Set exercise
The records below are to be quoted in full; please keep every word exact.

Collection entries

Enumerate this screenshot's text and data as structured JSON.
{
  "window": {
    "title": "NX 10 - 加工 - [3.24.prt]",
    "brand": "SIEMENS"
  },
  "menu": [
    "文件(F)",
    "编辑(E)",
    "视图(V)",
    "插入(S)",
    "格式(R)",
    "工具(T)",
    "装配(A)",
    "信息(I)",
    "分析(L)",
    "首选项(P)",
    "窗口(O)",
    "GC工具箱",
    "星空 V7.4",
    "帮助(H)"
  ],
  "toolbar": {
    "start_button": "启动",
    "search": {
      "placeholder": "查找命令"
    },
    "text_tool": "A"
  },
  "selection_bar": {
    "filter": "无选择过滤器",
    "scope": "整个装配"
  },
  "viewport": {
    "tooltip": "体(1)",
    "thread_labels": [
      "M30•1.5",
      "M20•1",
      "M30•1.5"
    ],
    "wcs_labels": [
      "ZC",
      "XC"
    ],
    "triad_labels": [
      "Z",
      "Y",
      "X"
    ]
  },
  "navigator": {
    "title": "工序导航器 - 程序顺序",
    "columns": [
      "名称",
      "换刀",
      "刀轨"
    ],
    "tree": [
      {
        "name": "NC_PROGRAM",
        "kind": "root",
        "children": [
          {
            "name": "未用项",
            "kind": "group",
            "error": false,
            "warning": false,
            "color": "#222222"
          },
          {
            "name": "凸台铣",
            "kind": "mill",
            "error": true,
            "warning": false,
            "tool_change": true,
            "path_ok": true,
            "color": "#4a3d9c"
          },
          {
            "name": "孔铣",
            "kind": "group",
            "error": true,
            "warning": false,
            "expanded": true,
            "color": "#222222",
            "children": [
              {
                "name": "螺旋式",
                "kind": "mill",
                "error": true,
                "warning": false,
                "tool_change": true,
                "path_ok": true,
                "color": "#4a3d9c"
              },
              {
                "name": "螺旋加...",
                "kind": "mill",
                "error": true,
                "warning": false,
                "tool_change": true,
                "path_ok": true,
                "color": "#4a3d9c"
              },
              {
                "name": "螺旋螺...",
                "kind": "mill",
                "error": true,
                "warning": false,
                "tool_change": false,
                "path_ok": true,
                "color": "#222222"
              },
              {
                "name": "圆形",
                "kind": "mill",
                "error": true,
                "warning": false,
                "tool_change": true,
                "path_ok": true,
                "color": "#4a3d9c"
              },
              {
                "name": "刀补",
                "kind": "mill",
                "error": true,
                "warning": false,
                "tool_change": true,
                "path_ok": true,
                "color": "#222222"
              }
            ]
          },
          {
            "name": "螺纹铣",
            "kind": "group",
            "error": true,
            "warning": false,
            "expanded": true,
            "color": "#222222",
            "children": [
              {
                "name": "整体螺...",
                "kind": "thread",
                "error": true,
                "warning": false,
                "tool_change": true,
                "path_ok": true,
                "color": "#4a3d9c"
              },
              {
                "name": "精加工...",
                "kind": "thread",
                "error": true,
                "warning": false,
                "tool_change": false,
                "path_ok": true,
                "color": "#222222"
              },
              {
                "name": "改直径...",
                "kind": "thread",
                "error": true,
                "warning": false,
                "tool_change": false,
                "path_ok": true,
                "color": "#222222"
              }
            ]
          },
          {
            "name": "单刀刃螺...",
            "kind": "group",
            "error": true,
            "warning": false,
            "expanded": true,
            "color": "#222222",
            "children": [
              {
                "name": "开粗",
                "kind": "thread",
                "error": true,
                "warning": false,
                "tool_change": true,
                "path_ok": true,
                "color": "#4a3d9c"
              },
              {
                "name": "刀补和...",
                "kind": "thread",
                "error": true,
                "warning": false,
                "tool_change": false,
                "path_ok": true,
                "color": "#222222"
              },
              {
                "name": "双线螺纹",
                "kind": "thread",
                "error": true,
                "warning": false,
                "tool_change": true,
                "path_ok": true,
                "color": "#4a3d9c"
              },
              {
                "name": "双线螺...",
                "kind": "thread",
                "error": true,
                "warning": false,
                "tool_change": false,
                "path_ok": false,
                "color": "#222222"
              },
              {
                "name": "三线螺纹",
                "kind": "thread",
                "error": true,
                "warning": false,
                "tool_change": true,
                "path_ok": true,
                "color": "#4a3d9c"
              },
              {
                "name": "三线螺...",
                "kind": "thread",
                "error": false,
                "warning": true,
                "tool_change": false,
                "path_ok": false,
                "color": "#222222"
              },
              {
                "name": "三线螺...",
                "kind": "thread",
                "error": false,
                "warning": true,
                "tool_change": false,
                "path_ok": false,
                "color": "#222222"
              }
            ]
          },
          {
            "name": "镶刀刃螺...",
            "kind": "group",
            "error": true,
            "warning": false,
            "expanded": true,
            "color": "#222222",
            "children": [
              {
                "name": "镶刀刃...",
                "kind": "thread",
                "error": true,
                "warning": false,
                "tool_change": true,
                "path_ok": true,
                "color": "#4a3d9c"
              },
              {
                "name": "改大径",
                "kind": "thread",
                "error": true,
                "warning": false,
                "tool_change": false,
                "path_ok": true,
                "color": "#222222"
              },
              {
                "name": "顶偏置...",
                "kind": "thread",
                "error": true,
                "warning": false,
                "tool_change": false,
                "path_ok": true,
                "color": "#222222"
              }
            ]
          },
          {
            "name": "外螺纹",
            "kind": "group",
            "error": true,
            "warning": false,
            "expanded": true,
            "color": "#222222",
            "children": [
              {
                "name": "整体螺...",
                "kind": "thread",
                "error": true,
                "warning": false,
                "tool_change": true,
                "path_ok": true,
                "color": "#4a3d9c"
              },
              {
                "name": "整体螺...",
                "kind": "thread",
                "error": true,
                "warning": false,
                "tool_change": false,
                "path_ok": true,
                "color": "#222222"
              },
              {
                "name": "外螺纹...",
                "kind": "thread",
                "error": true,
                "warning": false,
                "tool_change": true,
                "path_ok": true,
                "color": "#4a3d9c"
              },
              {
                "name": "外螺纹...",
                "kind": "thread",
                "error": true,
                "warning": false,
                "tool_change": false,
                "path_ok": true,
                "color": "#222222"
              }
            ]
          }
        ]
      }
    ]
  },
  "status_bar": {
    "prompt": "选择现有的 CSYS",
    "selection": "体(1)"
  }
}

Completed exercise
Enumerate this screenshot's text and data as structured JSON.
{
  "window": {
    "title": "NX 10 - 加工 - [3.24.prt]",
    "brand": "SIEMENS"
  },
  "menu": [
    "文件(F)",
    "编辑(E)",
    "视图(V)",
    "插入(S)",
    "格式(R)",
    "工具(T)",
    "装配(A)",
    "信息(I)",
    "分析(L)",
    "首选项(P)",
    "窗口(O)",
    "GC工具箱",
    "星空 V7.4",
    "帮助(H)"
  ],
  "toolbar": {
    "start_button": "启动",
    "search": {
      "placeholder": "查找命令"
    },
    "text_tool": "A"
  },
  "selection_bar": {
    "filter": "无选择过滤器",
    "scope": "整个装配"
  },
  "viewport": {
    "tooltip": "体(1)",
    "thread_labels": [
      "M30•1.5",
      "M20•1",
      "M30•1.5"
    ],
    "wcs_labels": [
      "ZC",
      "XC"
    ],
    "triad_labels": [
      "Z",
      "Y",
      "X"
    ]
  },
  "navigator": {
    "title": "工序导航器 - 程序顺序",
    "columns": [
      "名称",
      "换刀",
      "刀轨"
    ],
    "tree": [
      {
        "name": "NC_PROGRAM",
        "kind": "root",
        "children": [
          {
            "name": "未用项",
            "kind": "group",
            "error": false,
            "warning": false,
            "color": "#222222"
          },
          {
            "name": "凸台铣",
            "kind": "mill",
            "error": true,
            "warning": false,
            "tool_change": true,
            "path_ok": true,
            "color": "#4a3d9c"
          },
          {
            "name": "孔铣",
            "kind": "group",
            "error": true,
            "warning": false,
            "expanded": true,
            "color": "#222222",
            "children": [
              {
                "name": "螺旋式",
                "kind": "mill",
                "error": true,
                "warning": false,
                "tool_change": true,
                "path_ok": true,
                "color": "#4a3d9c"
              },
              {
                "name": "螺旋加...",
                "kind": "mill",
                "error": true,
                "warning": false,
                "tool_change": true,
                "path_ok": true,
                "color": "#4a3d9c"
              },
              {
                "name": "螺旋螺...",
                "kind": "mill",
                "error": true,
                "warning": false,
                "tool_change": false,
                "path_ok": true,
                "color": "#222222"
              },
              {
                "name": "圆形",
                "kind": "mill",
                "error": true,
                "warning": false,
                "tool_change": true,
                "path_ok": true,
                "color": "#4a3d9c"
              },
              {
                "name": "刀补",
                "kind": "mill",
                "error": true,
                "warning": false,
                "tool_change": true,
                "path_ok": true,
                "color": "#222222"
              }
            ]
          },
          {
            "name": "螺纹铣",
            "kind": "group",
            "error": true,
            "warning": false,
            "expanded": true,
            "color": "#222222",
            "children": [
              {
                "name": "整体螺...",
                "kind": "thread",
                "error": true,
                "warning": false,
                "tool_change": true,
                "path_ok": true,
                "color": "#4a3d9c"
              },
              {
                "name": "精加工...",
                "kind": "thread",
                "error": true,
                "warning": false,
                "tool_change": false,
                "path_ok": true,
                "color": "#222222"
              },
              {
                "name": "改直径...",
                "kind": "thread",
                "error": true,
                "warning": false,
                "tool_change": false,
                "path_ok": true,
                "color": "#222222"
              }
            ]
          },
          {
            "name": "单刀刃螺...",
            "kind": "group",
            "error": true,
            "warning": false,
            "expanded": true,
            "color": "#222222",
            "children": [
              {
                "name": "开粗",
                "kind": "thread",
                "error": true,
                "warning": false,
                "tool_change": true,
                "path_ok": true,
                "color": "#4a3d9c"
              },
              {
                "name": "刀补和...",
                "kind": "thread",
                "error": true,
                "warning": false,
                "tool_change": false,
                "path_ok": true,
                "color": "#222222"
              },
              {
                "name": "双线螺纹",
                "kind": "thread",
                "error": true,
                "warning": false,
                "tool_change": true,
                "path_ok": true,
                "color": "#4a3d9c"
              },
              {
                "name": "双线螺...",
                "kind": "thread",
                "error": true,
                "warning": false,
                "tool_change": false,
                "path_ok": false,
                "color": "#222222"
              },
              {
                "name": "三线螺纹",
                "kind": "thread",
                "error": true,
                "warning": false,
                "tool_change": true,
                "path_ok": true,
                "color": "#4a3d9c"
              },
              {
                "name": "三线螺...",
                "kind": "thread",
                "error": false,
                "warning": true,
                "tool_change": false,
                "path_ok": false,
                "color": "#222222"
              },
              {
                "name": "三线螺...",
                "kind": "thread",
                "error": false,
                "warning": true,
                "tool_change": false,
                "path_ok": false,
                "color": "#222222"
              }
            ]
          },
          {
            "name": "镶刀刃螺...",
            "kind": "group",
            "error": true,
            "warning": false,
            "expanded": true,
            "color": "#222222",
            "children": [
              {
                "name": "镶刀刃...",
                "kind": "thread",
                "error": true,
                "warning": false,
                "tool_change": true,
                "path_ok": true,
                "color": "#4a3d9c"
              },
              {
                "name": "改大径",
                "kind": "thread",
                "error": true,
                "warning": false,
                "tool_change": false,
                "path_ok": true,
                "color": "#222222"
              },
              {
                "name": "顶偏置...",
                "kind": "thread",
                "error": true,
                "warning": false,
                "tool_change": false,
                "path_ok": true,
                "color": "#222222"
              }
            ]
          },
          {
            "name": "外螺纹",
            "kind": "group",
            "error": true,
            "warning": false,
            "expanded": true,
            "color": "#222222",
            "children": [
              {
                "name": "整体螺...",
                "kind": "thread",
                "error": true,
                "warning": false,
                "tool_change": true,
                "path_ok": true,
                "color": "#4a3d9c"
              },
              {
                "name": "整体螺...",
                "kind": "thread",
                "error": true,
                "warning": false,
                "tool_change": false,
                "path_ok": true,
                "color": "#222222"
              },
              {
                "name": "外螺纹...",
                "kind": "thread",
                "error": true,
                "warning": false,
                "tool_change": true,
                "path_ok": true,
                "color": "#4a3d9c"
              },
              {
                "name": "外螺纹...",
                "kind": "thread",
                "error": true,
                "warning": false,
                "tool_change": false,
                "path_ok": true,
                "color": "#222222"
              }
            ]
          }
        ]
      }
    ]
  },
  "status_bar": {
    "prompt": "选择现有的 CSYS",
    "selection": "体(1)"
  }
}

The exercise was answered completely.